* _GIVEN PROBLEM_
Would you extract the whole listing below and retype it exactly?

* _DATA IN THIS EXERCISE_
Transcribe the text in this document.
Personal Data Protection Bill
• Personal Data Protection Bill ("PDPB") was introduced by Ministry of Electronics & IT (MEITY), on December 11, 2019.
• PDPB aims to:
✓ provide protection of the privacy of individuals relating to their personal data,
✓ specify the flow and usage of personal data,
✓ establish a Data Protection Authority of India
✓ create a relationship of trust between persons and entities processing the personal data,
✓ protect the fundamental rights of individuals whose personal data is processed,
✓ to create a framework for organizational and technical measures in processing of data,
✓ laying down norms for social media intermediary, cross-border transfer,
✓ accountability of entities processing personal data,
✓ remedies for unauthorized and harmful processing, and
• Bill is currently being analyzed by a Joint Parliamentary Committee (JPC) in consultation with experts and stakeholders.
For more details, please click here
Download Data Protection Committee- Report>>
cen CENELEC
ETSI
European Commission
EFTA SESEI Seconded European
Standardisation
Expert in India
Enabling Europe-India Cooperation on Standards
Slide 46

* _ANSWER TO THE EXERCISE_
Transcribe the text in this document.
Personal Data Protection Bill
• Personal Data Protection Bill ("PDPB") was introduced by Ministry of Electronics & IT (MEITY), on December 11, 2019.
• PDPB aims to:
✓ provide protection of the privacy of individuals relating to their personal data,
✓ specify the flow and usage of personal data,
✓ establish a Data Protection Authority of India
✓ create a relationship of trust between persons and entities processing the personal data,
✓ protect the fundamental rights of individuals whose personal data is processed,
✓ to create a framework for organizational and technical measures in processing of data,
✓ laying down norms for social media intermediary, cross-border transfer,
✓ accountability of entities processing personal data,
✓ remedies for unauthorized and harmful processing, and
• Bill is currently being analyzed by a Joint Parliamentary Committee (JPC) in consultation with experts and stakeholders.
For more details, please click here
Download Data Protection Committee- Report>>
cen CENELEC
ETSI
European Commission
EFTA SESEI Seconded European
Standardisation
Expert in India
Enabling Europe-India Cooperation on Standards
Slide 46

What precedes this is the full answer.